Dataset excerpt

┄┄┄┄┄┄┄┄┄┄┄┄┄┄┄┄┄┄┄┄

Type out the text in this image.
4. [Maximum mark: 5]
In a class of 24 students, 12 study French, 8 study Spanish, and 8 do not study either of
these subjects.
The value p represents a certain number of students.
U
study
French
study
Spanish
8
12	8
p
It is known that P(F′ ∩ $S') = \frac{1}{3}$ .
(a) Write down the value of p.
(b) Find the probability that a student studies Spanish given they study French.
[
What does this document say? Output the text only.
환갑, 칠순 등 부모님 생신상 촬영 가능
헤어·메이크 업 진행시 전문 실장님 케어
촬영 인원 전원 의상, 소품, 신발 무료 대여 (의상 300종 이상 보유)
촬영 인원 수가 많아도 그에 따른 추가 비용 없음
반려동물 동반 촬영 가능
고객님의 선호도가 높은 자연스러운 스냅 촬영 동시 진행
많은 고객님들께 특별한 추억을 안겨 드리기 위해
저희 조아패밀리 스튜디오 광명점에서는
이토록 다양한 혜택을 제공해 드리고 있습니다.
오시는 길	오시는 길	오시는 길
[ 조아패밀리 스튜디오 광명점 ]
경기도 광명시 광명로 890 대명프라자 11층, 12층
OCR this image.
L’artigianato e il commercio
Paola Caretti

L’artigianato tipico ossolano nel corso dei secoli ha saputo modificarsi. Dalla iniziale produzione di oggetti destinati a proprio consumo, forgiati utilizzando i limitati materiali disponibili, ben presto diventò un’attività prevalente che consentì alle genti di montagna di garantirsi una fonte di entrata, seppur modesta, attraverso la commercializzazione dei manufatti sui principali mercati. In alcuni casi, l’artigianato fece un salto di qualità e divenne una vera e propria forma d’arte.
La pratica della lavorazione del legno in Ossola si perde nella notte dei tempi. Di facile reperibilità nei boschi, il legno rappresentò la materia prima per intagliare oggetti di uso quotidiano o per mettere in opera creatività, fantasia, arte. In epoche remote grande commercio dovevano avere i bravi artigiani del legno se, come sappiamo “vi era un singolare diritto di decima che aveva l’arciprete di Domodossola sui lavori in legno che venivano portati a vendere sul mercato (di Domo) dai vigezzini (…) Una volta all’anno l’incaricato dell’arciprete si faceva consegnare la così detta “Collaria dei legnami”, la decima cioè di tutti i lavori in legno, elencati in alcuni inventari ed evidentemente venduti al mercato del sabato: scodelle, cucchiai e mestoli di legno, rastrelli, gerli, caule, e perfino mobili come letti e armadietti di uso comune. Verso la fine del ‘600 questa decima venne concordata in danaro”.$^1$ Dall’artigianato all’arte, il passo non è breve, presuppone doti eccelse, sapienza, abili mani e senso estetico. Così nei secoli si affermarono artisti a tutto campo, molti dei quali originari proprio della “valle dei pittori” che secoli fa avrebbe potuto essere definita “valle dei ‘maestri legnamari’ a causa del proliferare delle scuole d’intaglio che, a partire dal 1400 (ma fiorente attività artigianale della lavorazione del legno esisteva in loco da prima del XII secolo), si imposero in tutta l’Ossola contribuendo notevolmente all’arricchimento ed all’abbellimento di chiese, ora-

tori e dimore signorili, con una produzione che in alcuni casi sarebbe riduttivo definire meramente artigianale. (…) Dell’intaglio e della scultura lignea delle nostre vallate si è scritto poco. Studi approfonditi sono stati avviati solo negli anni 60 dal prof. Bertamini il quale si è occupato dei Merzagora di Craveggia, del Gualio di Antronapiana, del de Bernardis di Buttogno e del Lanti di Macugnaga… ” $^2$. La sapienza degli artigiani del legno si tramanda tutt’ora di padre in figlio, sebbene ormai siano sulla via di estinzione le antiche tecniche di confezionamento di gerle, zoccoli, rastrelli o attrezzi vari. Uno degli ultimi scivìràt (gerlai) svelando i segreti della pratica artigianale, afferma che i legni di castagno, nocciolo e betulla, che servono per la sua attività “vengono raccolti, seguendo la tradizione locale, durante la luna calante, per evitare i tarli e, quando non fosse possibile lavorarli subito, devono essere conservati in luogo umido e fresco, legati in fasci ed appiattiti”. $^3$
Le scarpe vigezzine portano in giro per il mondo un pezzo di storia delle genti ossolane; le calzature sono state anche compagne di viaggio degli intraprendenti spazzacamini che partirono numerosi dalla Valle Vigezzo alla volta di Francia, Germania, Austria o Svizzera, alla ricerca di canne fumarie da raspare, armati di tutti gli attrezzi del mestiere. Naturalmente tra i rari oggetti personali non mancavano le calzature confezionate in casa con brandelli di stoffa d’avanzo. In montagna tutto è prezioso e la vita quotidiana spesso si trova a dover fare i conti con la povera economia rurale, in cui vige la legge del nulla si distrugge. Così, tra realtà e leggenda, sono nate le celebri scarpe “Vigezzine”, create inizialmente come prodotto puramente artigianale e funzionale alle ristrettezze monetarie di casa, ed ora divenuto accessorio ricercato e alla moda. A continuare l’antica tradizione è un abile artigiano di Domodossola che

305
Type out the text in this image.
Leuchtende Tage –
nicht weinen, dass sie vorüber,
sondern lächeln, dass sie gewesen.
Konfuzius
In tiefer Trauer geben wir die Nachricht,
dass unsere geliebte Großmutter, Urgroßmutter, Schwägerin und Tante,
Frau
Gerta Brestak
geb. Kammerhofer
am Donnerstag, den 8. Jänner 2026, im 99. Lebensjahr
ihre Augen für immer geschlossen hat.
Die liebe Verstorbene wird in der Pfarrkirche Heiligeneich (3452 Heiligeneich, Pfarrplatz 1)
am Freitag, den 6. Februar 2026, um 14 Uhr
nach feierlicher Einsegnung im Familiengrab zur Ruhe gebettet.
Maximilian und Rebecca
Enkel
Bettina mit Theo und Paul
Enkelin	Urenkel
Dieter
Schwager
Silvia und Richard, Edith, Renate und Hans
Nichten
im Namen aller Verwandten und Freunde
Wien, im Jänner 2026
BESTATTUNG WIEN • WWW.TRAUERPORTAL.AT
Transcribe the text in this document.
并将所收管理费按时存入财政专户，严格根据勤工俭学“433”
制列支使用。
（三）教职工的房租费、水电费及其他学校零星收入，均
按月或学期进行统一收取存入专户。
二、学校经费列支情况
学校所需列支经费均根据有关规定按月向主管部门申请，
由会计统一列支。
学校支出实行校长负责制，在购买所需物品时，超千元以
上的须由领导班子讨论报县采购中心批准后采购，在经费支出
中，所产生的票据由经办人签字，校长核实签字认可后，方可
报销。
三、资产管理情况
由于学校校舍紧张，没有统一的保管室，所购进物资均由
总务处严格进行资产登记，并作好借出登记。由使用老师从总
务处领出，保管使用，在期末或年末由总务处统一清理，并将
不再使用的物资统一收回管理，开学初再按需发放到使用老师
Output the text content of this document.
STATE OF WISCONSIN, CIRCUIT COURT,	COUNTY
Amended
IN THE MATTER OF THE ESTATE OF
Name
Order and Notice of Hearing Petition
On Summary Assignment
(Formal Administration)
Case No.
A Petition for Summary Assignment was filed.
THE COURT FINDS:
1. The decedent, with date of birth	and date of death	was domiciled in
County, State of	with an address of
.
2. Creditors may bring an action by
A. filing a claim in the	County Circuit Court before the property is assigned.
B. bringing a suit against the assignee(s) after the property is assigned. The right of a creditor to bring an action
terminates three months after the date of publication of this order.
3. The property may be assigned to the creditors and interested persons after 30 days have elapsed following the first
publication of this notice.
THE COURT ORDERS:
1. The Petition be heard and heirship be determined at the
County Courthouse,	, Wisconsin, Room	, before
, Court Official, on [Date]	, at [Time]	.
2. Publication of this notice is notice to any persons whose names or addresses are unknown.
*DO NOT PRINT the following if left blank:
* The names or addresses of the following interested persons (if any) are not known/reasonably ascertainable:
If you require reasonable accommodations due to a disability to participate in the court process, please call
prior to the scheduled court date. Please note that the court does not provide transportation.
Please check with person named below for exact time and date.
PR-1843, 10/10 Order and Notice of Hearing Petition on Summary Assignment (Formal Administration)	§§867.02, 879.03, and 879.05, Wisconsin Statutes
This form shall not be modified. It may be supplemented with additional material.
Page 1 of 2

┄┄┄┄┄┄┄┄┄┄┄┄┄┄┄┄┄┄┄┄

Show all lines from the listing above in which "text" appears.

Type out the text in this image.
What does this document say? Output the text only.
Type out the text in this image.
Transcribe the text in this document.
Output the text content of this document.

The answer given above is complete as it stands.